Given data:
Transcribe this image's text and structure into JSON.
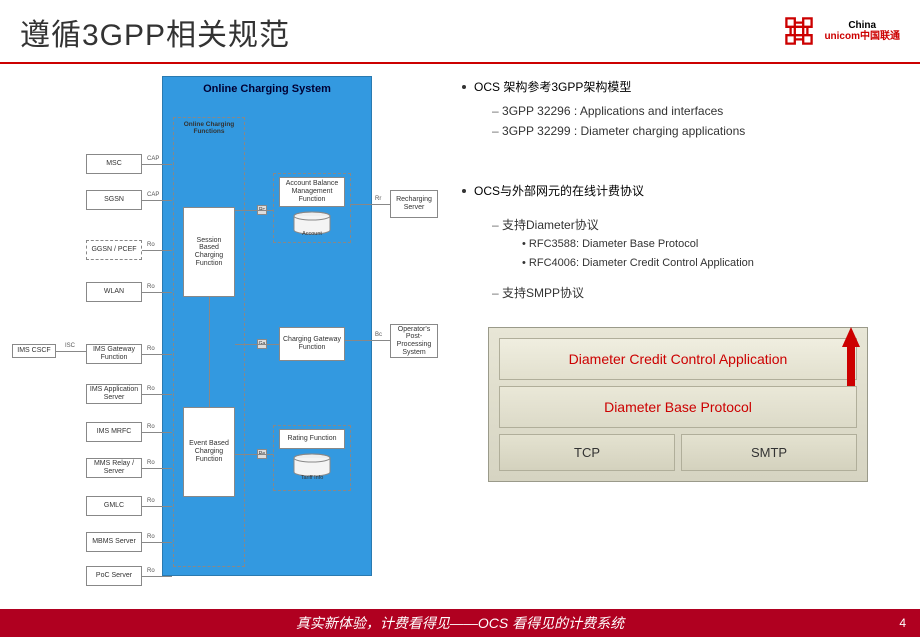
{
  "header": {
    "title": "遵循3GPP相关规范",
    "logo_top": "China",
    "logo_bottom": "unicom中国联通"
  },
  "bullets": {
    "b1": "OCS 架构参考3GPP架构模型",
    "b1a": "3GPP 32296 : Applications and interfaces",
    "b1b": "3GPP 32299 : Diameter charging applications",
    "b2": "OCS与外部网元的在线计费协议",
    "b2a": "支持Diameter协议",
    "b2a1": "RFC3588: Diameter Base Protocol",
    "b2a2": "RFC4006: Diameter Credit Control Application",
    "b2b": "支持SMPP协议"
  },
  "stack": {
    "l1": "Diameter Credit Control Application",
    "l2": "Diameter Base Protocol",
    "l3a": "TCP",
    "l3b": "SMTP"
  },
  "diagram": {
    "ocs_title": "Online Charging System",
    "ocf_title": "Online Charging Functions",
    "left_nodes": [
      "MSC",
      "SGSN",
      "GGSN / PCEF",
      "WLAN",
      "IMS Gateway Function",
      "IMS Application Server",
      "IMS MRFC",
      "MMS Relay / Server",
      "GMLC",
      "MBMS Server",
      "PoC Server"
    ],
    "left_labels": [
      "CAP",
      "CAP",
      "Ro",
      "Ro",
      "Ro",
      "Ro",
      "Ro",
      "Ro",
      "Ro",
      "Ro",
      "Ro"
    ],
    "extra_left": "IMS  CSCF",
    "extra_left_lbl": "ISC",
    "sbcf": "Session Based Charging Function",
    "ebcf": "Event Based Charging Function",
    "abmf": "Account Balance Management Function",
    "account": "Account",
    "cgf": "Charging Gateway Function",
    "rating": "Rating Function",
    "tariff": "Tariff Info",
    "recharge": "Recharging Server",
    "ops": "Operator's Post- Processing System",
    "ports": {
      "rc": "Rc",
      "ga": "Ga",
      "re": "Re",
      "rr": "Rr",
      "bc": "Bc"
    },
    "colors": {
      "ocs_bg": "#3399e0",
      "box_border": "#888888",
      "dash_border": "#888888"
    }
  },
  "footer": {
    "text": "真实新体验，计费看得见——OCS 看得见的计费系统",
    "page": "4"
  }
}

Exercise task: A faithful copy of the records above is needed, with the pictures left out.

Task solution:
Transcribe this image's text and structure into JSON.
{
  "header": {
    "title": "遵循3GPP相关规范",
    "logo_top": "China",
    "logo_bottom": "unicom中国联通"
  },
  "bullets": {
    "b1": "OCS 架构参考3GPP架构模型",
    "b1a": "3GPP 32296 : Applications and interfaces",
    "b1b": "3GPP 32299 : Diameter charging applications",
    "b2": "OCS与外部网元的在线计费协议",
    "b2a": "支持Diameter协议",
    "b2a1": "RFC3588: Diameter Base Protocol",
    "b2a2": "RFC4006: Diameter Credit Control Application",
    "b2b": "支持SMPP协议"
  },
  "stack": {
    "l1": "Diameter Credit Control Application",
    "l2": "Diameter Base Protocol",
    "l3a": "TCP",
    "l3b": "SMTP"
  },
  "diagram": {
    "ocs_title": "Online Charging System",
    "ocf_title": "Online Charging Functions",
    "left_nodes": [
      "MSC",
      "SGSN",
      "GGSN / PCEF",
      "WLAN",
      "IMS Gateway Function",
      "IMS Application Server",
      "IMS MRFC",
      "MMS Relay / Server",
      "GMLC",
      "MBMS Server",
      "PoC Server"
    ],
    "left_labels": [
      "CAP",
      "CAP",
      "Ro",
      "Ro",
      "Ro",
      "Ro",
      "Ro",
      "Ro",
      "Ro",
      "Ro",
      "Ro"
    ],
    "extra_left": "IMS  CSCF",
    "extra_left_lbl": "ISC",
    "sbcf": "Session Based Charging Function",
    "ebcf": "Event Based Charging Function",
    "abmf": "Account Balance Management Function",
    "account": "Account",
    "cgf": "Charging Gateway Function",
    "rating": "Rating Function",
    "tariff": "Tariff Info",
    "recharge": "Recharging Server",
    "ops": "Operator's Post- Processing System",
    "ports": {
      "rc": "Rc",
      "ga": "Ga",
      "re": "Re",
      "rr": "Rr",
      "bc": "Bc"
    },
    "colors": {
      "ocs_bg": "#3399e0",
      "box_border": "#888888",
      "dash_border": "#888888"
    }
  },
  "footer": {
    "text": "真实新体验，计费看得见——OCS 看得见的计费系统",
    "page": "4"
  }
}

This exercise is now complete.